━━━━━ Extrait du document

LE
PROPHÈTE JONAS
CHAPITRE II
Mort et ressuscité.
Le chapitre second de notre livre est la
grande pierre d'achoppement du rationalisme et de
l'évangélisme moderne qui lui
ressemble comme un frère. Tout y
paraît de la plus absolue
invraisemblance : un homme avalé par un
poisson ; qui reste trois jours et trois nuits
dans son ventre et qui, de plus, y prononce une
prière parvenue jusqu'à nous, cela
dépasse, pense-t-on et écrit-on,
toutes les limites permises en fait de fiction.
Aujourd'hui on professe ne pouvoir admettre comme
possible, comme vrai, que ce qui ne sort pas de
l'expérience, dûment constatée,
de l'humanité. Tout ce qui ne peut pas
s'établir par les procédés
scientifiques préconisés et en usage,
est impitoyablement rejeté ! Renan
aurait cru aux miracles
racontés par nos
Évangiles si une commission de
médecins et de savants lui en avait garanti
la réalité. Supposons pour un instant
le voeu de Renan réalisé :
Jésus vit dans notre vingtième
siècle et y accomplit nombre de prodiges. La
commission se réunit, observe, constate,
examine, discute. Que va-t-il se produire ?

━━━━━━━━━━
━━━━━ Entrées du jeu

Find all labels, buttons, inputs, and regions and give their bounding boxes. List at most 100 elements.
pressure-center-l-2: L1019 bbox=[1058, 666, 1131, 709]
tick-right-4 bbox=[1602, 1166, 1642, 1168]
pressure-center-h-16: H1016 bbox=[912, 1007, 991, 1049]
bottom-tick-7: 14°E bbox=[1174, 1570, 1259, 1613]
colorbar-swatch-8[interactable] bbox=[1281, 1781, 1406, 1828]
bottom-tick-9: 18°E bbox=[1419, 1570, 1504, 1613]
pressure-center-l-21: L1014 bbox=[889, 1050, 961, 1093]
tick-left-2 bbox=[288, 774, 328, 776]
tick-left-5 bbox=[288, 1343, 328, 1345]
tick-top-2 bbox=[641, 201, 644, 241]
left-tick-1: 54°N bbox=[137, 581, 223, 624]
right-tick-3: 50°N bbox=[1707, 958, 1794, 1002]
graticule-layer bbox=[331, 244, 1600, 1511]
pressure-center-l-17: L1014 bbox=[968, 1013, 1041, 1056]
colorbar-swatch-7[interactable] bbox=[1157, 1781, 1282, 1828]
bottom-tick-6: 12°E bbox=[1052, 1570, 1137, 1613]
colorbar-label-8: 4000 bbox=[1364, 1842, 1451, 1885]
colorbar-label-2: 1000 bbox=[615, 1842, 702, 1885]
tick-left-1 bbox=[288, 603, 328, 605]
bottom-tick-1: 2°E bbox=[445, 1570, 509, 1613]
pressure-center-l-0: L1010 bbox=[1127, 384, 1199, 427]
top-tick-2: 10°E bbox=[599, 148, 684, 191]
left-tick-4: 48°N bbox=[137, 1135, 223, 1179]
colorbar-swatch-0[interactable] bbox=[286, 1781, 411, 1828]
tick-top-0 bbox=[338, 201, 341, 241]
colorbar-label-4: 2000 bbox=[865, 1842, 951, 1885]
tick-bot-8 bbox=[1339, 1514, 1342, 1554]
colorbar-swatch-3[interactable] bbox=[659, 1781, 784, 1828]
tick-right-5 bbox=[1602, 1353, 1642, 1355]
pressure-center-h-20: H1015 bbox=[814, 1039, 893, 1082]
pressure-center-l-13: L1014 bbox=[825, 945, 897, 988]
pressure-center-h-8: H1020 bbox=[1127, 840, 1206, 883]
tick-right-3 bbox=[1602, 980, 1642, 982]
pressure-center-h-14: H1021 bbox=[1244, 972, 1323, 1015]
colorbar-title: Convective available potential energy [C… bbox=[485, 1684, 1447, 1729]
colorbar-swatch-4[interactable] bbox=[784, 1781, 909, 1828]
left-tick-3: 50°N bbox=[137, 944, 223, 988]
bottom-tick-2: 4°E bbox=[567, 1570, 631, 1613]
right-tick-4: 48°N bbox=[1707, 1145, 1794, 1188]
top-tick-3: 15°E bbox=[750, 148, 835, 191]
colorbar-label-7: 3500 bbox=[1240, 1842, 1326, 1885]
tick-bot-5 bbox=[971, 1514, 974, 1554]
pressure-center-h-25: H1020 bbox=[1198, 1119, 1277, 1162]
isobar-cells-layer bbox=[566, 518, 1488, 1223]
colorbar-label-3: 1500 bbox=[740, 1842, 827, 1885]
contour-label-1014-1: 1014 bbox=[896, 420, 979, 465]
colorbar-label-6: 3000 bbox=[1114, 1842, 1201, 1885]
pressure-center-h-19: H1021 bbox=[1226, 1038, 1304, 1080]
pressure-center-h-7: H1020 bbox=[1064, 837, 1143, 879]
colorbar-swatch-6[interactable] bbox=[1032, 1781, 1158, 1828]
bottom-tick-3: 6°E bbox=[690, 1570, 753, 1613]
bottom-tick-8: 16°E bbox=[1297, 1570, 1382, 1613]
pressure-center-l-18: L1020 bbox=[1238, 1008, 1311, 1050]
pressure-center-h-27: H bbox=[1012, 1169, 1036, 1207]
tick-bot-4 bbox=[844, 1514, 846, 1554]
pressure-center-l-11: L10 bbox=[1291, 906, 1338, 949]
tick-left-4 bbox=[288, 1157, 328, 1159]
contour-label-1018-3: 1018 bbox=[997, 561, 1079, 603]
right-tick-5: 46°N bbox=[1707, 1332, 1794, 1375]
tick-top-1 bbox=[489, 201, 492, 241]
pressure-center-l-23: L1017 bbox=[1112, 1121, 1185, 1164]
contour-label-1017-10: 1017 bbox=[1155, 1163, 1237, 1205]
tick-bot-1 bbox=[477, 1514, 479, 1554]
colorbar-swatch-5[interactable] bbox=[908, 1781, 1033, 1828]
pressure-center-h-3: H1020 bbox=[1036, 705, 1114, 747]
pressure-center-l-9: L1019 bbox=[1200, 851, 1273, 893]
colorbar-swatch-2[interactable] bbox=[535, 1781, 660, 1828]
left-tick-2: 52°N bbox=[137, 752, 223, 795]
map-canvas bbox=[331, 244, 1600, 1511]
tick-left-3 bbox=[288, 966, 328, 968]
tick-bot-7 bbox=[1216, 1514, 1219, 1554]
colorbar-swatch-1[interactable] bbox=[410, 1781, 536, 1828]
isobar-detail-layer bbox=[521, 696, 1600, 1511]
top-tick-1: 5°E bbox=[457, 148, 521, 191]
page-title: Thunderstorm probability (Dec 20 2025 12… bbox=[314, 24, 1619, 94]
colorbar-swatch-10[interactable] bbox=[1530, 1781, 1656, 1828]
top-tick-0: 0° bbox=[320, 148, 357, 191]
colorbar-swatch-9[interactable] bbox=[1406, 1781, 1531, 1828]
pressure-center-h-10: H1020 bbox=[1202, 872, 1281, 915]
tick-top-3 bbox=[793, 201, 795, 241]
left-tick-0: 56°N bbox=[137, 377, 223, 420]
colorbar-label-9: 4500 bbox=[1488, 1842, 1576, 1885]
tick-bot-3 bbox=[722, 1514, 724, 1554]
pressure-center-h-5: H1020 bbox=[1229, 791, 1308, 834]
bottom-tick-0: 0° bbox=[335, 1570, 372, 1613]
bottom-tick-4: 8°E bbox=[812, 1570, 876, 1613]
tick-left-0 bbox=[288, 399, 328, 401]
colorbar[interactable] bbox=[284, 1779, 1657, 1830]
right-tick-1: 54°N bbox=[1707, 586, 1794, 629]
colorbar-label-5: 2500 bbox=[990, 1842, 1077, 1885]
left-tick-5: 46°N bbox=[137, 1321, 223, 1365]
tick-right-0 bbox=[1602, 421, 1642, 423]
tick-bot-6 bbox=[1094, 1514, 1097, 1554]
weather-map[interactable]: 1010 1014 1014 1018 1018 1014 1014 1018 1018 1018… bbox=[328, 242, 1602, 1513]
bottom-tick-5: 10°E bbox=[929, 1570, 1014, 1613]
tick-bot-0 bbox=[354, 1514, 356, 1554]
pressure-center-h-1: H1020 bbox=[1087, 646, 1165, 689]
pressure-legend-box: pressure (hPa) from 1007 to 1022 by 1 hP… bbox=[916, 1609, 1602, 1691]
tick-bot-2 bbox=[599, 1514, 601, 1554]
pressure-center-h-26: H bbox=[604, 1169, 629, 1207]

━━━━━━━━━━

• _Consignes_:
1: D'après le texte sur le prophète Jonas, à quelle condition Renan aurait-il cru aux miracles racontés par les Évangiles ?
2: Poursuivez le texte sur le prophète Jonas après sa dernière phrase, « Que va-t-il se produire ? ».

• _Réponses attendues_:
1: Si une commission de médecins et de savants lui en avait garanti la réalité.

2:
Les uns, matérialistes ou positivistes,
chercheront et trouveront (ici aussi, qui cherche
trouve à coup sûr) des explications
naturelles de ces phénomènes.
D'autres, âmes religieuses et spiritualistes,
s'inclineront comme devant des interventions
divines. Et nous ne serons pas plus avancés
après qu'avant. À l'heure actuelle,
les Renans se comptent par milliers dans le monde
des théologiens.
Que répondre à leurs
arguments ? Reconnaissons tout d'abord que
l'invraisemblable s'est souvent montré vrai
et que le réel dépasse parfois tout
ce que l'imagination a pu rêver de plus
extraordinaire, et cela dans les deux domaines de
la nature et de l'histoire. Ceci est un fait
d'expérience maintes fois constaté et
reconnu. N'en sera-t-il pas ainsi à plus
forte raison si nous entrons dans le domaine du
surnaturel, c'est-à-dire d'une
intervention particulière
de Dieu dans un but spécial ?
Une seconde remarque préliminaire
s'impose encore à nous : il s'agit,
dans le texte, non d'une baleine, mais d'un grand
poisson, d'un cétacé, d'un monstre
marin, connu ou inconnu de nous, rentrant ou non
dans nos classifications. Laissons la baleine de
Jonas, dont le gosier ne saurait livrer passage
à un homme, et qui d'ailleurs ne se trouve
pas dans le bassin de la
Méditerranée, laissons-la aux esprits
sarcastiques de la famille de Voltaire, qui se font
la part belle en en prenant à leur aise avec
les expressions mêmes dont se sert la
Bible ; ce qui, pour le dire en passant, viole
une des règles élémentaires de
la science, laquelle consiste d'abord à voir
ce qui est et à le placer à la base
de toute argumentation.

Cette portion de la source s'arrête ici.